Фрагмент текста:

####

Финская культура воспринималась русскими поэтами начала XIX века (впрочем, и начала XX века тоже) неким посредником между западной культурой и русской. Финские мифы усилили интерес многих поэтов, в том числе Батюшкова, Боратынского, Глинки, к далекому прошлому варягорусского Севера. С точки зрения Федора Глинки, страны древнего Севера "справедливо могут наименоваться колыбелью свободы", где "никогда не раздавался обидный человечеству звук оков". В "Письмах русского офицера" Глинка восторженно отозвался о культуре свободной Исландии: "Маллет повествует, что многие норвежцы, не стерпя ига рабства, в правление одного из древних своих королей ушли на остров Исландию. Там-то, на самом краю северного мира, насадили они древо свободы, которое чрез долгое время зеленело в благоустроенной их республике. Все лучшие историки и поэты Севера родились в Исландии: свобода и музы водворили щастие на льдистых берегах ее. Поэзия рассыпала там цветы свои, и лиры скальдов воспевали героев, славу и любовь".
Перед началом своей поэмы о Карелии Федор Глинка пишет: "В 18** году один из почтеннейших в сем крае (в Олонецкой губ.) чиновников, искусный стрелок, любя странствовать в диких местах (он, может быть, находил в них сходство с своим природным отечеством — горною Шотландиею), проник однажды далее обыкновенного в лесистые окрестности города Петрозаводска, застрелил большую медведицу с двумя подростками и в чаще пустынного леса заметил следы постоянного жилища человека. В ту же ночь сделал обыск; лучи зажженной лучины осветили темноту бора, и открылось, что там, в местах необитаемых, действительно жил, с давнего времени, человек, уклонявшийся от преследования закона. Он был женат и уже в пустыне стал отцом 5-х детей. Все они жили в хижине, имели корову и некоторое хозяйственное обзаведение…"
Интересно, что это еще за горный шотландец находился в те годы в Карелии? Может быть, дальний родственник рода Лермонтов? Но вернемся к увлечению Финляндией русскими писателями.

####

Задание 1:
Выведите часть фрагмента о финской культуре без изменений: начните со слов «Интересно, что это» и закончите словами «Финляндией русскими писателями.».
Задание 2:
Ответьте по фрагменту о финской культуре на вопросы:
(а) Куда, согласно приведенной Глинкой цитате, ушли многие норвежцы, не стерпев ига рабства?
(б) В окрестности какого города проник чиновник, о котором Глинка пишет перед началом поэмы о Карелии?
(в) Сколько детей было у человека, жившего в лесу?
Задание 3:
Продолжите фрагмент о финской культуре, начиная сразу после его последнего предложения.

[Данные для распознавания структуры документа]
####

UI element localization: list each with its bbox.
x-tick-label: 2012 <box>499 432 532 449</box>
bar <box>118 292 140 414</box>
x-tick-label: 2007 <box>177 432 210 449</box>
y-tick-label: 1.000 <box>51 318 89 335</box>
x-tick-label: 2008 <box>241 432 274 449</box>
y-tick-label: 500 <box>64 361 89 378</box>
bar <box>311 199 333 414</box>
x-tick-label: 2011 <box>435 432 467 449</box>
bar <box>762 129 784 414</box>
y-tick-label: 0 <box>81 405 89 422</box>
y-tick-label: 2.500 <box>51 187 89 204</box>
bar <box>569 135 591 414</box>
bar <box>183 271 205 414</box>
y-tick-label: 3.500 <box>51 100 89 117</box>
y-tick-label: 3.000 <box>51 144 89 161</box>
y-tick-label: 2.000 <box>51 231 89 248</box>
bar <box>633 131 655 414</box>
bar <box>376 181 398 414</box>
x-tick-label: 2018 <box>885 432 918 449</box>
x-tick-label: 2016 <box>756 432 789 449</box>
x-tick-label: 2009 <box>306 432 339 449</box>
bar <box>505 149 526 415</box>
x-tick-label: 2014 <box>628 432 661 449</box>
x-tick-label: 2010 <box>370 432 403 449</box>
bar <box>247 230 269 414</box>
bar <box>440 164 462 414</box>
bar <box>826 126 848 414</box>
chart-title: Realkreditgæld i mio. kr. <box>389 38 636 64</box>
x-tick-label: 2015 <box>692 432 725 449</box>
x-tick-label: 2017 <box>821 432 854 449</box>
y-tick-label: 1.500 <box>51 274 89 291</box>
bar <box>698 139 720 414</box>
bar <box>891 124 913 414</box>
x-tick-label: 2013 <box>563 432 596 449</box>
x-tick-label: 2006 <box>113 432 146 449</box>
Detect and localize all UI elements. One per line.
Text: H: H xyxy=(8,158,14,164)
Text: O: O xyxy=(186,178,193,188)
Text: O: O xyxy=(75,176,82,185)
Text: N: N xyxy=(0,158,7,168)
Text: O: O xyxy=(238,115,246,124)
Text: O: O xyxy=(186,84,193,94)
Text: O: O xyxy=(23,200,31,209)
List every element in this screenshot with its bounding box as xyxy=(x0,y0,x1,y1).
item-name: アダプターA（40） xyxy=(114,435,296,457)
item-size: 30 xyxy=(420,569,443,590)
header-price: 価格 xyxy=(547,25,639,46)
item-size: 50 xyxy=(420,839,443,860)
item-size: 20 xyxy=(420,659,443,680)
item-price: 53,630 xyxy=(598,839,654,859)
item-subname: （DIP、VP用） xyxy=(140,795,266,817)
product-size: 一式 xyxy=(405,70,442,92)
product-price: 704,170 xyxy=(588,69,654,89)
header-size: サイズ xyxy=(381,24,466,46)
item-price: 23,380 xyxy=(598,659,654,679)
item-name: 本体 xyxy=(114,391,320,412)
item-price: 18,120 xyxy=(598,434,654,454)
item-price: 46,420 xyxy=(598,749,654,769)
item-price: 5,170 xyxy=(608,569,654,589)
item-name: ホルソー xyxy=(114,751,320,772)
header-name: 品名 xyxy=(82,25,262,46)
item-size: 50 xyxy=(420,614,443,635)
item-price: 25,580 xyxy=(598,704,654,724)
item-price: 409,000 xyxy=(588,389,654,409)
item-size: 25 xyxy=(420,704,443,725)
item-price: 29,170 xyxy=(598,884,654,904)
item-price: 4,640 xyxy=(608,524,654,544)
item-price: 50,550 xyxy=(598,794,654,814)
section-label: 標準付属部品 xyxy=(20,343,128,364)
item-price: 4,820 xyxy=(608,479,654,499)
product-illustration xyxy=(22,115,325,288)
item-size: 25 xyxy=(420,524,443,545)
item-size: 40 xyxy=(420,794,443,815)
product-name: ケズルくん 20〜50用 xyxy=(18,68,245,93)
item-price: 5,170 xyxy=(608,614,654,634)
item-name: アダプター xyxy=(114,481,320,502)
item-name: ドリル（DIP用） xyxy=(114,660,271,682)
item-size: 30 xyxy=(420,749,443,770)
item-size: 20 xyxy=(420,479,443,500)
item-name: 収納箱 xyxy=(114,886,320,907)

####

Ожидаемый ответ 1:
Интересно, что это еще за горный шотландец находился в те годы в Карелии? Может быть, дальний родственник рода Лермонтов? Но вернемся к увлечению Финляндией русскими писателями.

Ожидаемый ответ 2:
(а) На остров Исландию.
(б) Петрозаводска.
(в) Пятеро.

Ожидаемый ответ 3:
Прочитаем поэму в прозе Батюшкова "Отрывок из писем русского офицера о Финляндии" (1809). Всё, по его мнению, ужасно в сей "бесплодной пустыне", в "сих пространных вертепах" и лесные дебри, и дикие первобытные нравы местных жителей, и ужасный северный климат. В финских дебрях раздаются "резкий крик плотоядной птицы", "завывания волка, ищущего добычи", "рев источника, образованного снегом"; "сыны диких лесов", некогда здесь обитавшие, населяли "пещеры", и конечно же "полагали пределом блаженства… победу над врагом, из черепа которого (страшное воспоминание!) пили кровь, и славили свое могущество…".
Пройдет время, и увлеченный образами русского языческого прошлого уже великий русский поэт века XX Юрий Кузнецов напишет свое знаменитое: "Я пил из черепа отца…"
У Лермонтова тоже "скалы финские" — место "встречи" древнерусского "праздника Лады" ("Два брата"), "дружин Днепра седой певец" — бард ("Песнь барда", 1830); в поэме "Олег" (1829) наряду с картинами "языческой дубравы", "дуба высокого", битвы призраков и т. п. раздается "смелый глас" "скальдов северных", является русское божество ("И шумно взволновались воды… Восстал в средине столб туманный… и вот Стрибог по озеру идет"), причем, как уточняют наши филологи, сам "владетель русского народа" в каноническом тексте — "варяг", а в вычеркнутых строках — "родом финн". Поэтому и "жену севера" скальды могли видеть как в условно-поэтической Финляндии, так и в лермонтовской горной Шотландии, тоже "полуночной стране".